AVAILABLE DATA:
--- start ---

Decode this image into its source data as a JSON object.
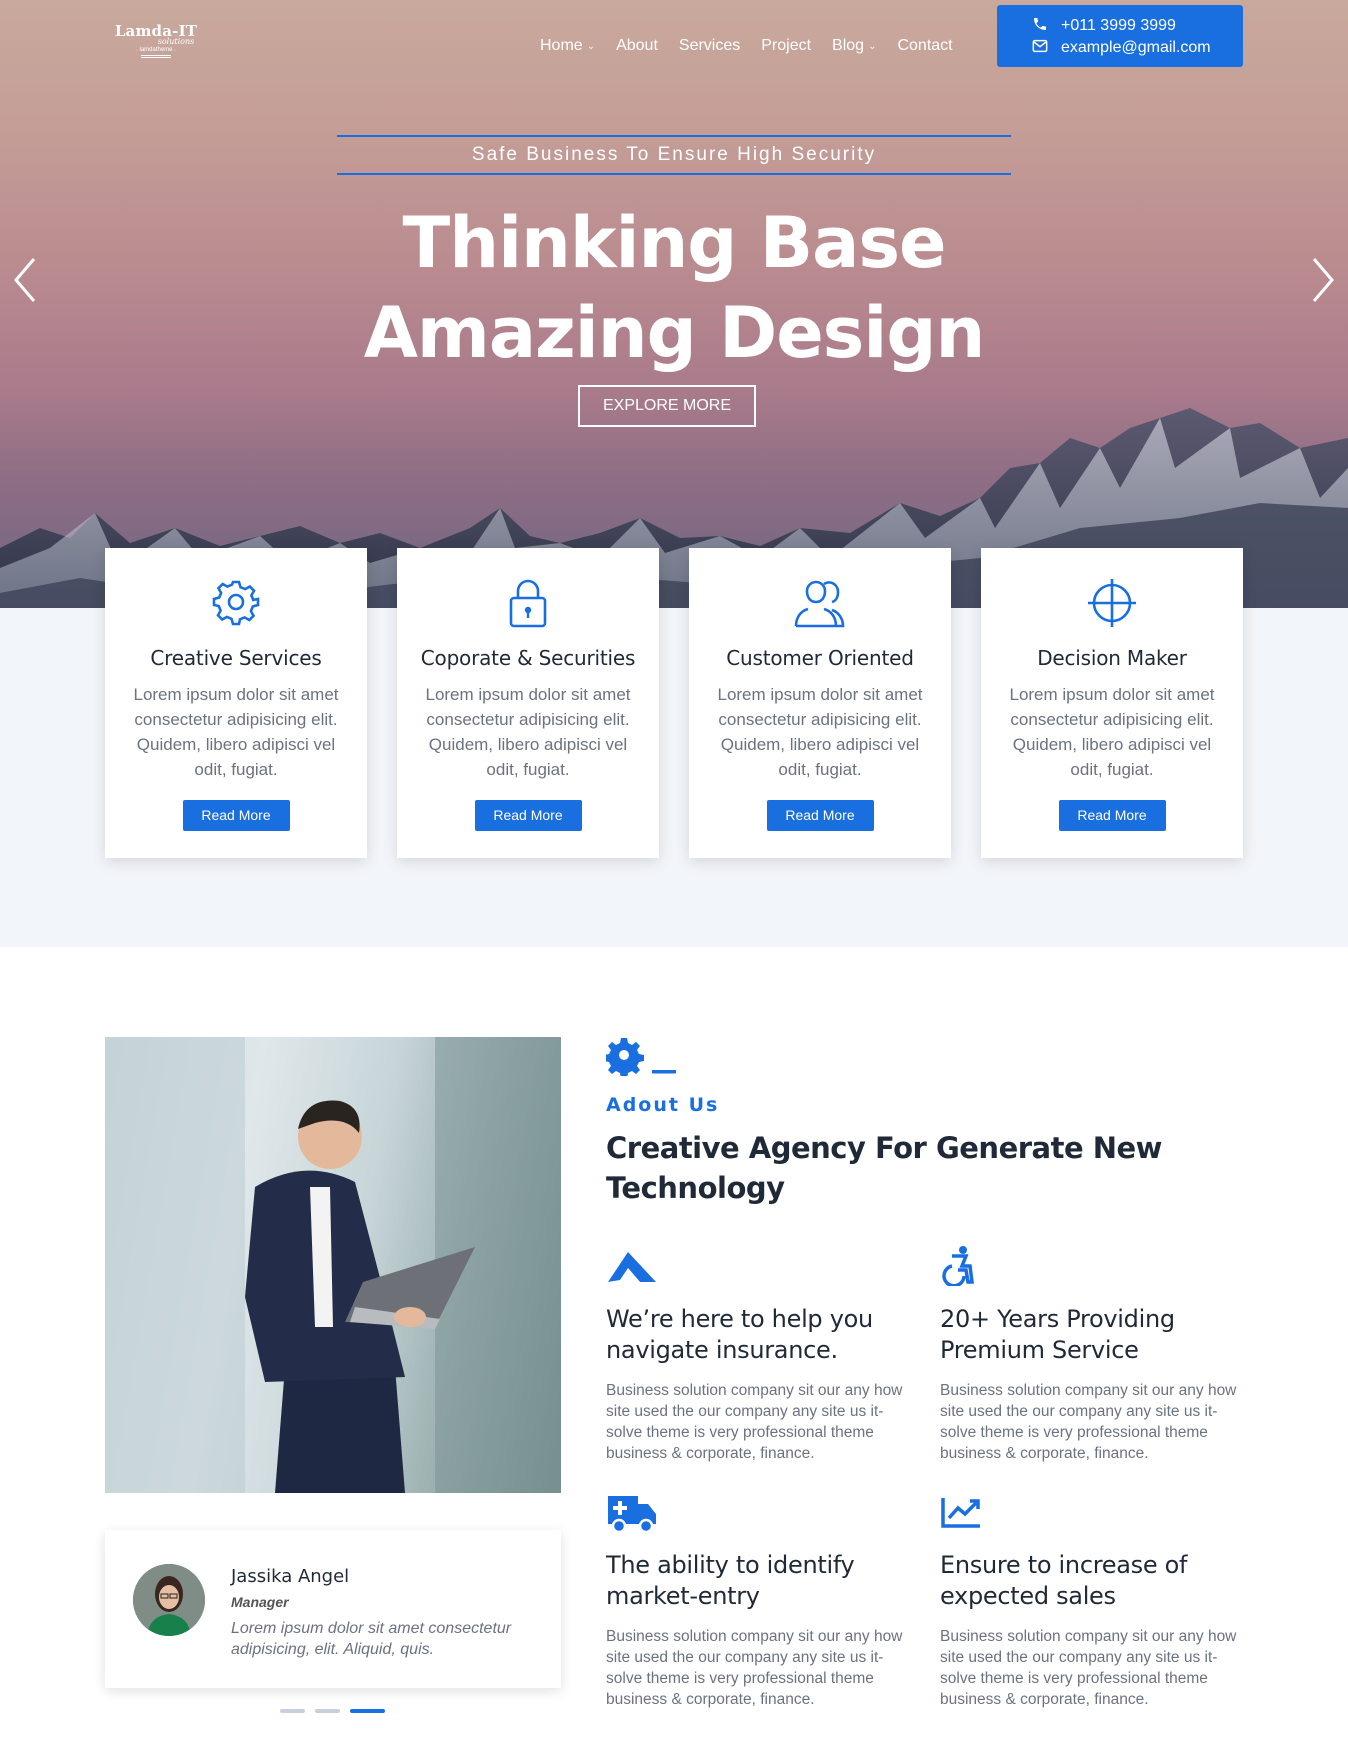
{
  "brand": {
    "line1": "Lamda-IT",
    "line2": "solutions",
    "line3": ". lamdatheme ."
  },
  "nav": {
    "items": [
      {
        "label": "Home",
        "dropdown": true
      },
      {
        "label": "About",
        "dropdown": false
      },
      {
        "label": "Services",
        "dropdown": false
      },
      {
        "label": "Project",
        "dropdown": false
      },
      {
        "label": "Blog",
        "dropdown": true
      },
      {
        "label": "Contact",
        "dropdown": false
      }
    ]
  },
  "contact": {
    "phone": "+011 3999 3999",
    "email": "example@gmail.com",
    "phone_icon": "phone-icon",
    "email_icon": "envelope-icon"
  },
  "hero": {
    "tagline": "Safe Business To Ensure High Security",
    "title_line1": "Thinking Base",
    "title_line2": "Amazing Design",
    "cta": "EXPLORE MORE",
    "prev_icon": "chevron-left-icon",
    "next_icon": "chevron-right-icon"
  },
  "services": [
    {
      "icon": "gear-icon",
      "title": "Creative Services",
      "text": "Lorem ipsum dolor sit amet consectetur adipisicing elit. Quidem, libero adipisci vel odit, fugiat.",
      "button": "Read More"
    },
    {
      "icon": "lock-icon",
      "title": "Coporate & Securities",
      "text": "Lorem ipsum dolor sit amet consectetur adipisicing elit. Quidem, libero adipisci vel odit, fugiat.",
      "button": "Read More"
    },
    {
      "icon": "users-icon",
      "title": "Customer Oriented",
      "text": "Lorem ipsum dolor sit amet consectetur adipisicing elit. Quidem, libero adipisci vel odit, fugiat.",
      "button": "Read More"
    },
    {
      "icon": "crosshair-icon",
      "title": "Decision Maker",
      "text": "Lorem ipsum dolor sit amet consectetur adipisicing elit. Quidem, libero adipisci vel odit, fugiat.",
      "button": "Read More"
    }
  ],
  "about": {
    "kicker": "Adout Us",
    "title": "Creative Agency For Generate New Technology",
    "features": [
      {
        "icon": "paper-plane-icon",
        "title": "We’re here to help you navigate insurance.",
        "text": "Business solution company sit our any how site used the our company any site us it-solve theme is very professional theme business & corporate, finance."
      },
      {
        "icon": "accessibility-icon",
        "title": "20+ Years Providing Premium Service",
        "text": "Business solution company sit our any how site used the our company any site us it-solve theme is very professional theme business & corporate, finance."
      },
      {
        "icon": "ambulance-icon",
        "title": "The ability to identify market-entry",
        "text": "Business solution company sit our any how site used the our company any site us it-solve theme is very professional theme business & corporate, finance."
      },
      {
        "icon": "chart-line-icon",
        "title": "Ensure to increase of expected sales",
        "text": "Business solution company sit our any how site used the our company any site us it-solve theme is very professional theme business & corporate, finance."
      }
    ]
  },
  "testimonial": {
    "name": "Jassika Angel",
    "role": "Manager",
    "quote": "Lorem ipsum dolor sit amet consectetur adipisicing, elit. Aliquid, quis.",
    "slides": 3,
    "active_slide": 3
  },
  "colors": {
    "accent": "#1a6fe0",
    "band_bg": "#f2f5f9",
    "heading": "#1f2937",
    "body_text": "#6b7280"
  }
}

--- end ---

WHAT TO DO:
Give only the number of lines in the listing above that include the string "Creative".

RESPONSE TO THIS EXERCISE:
2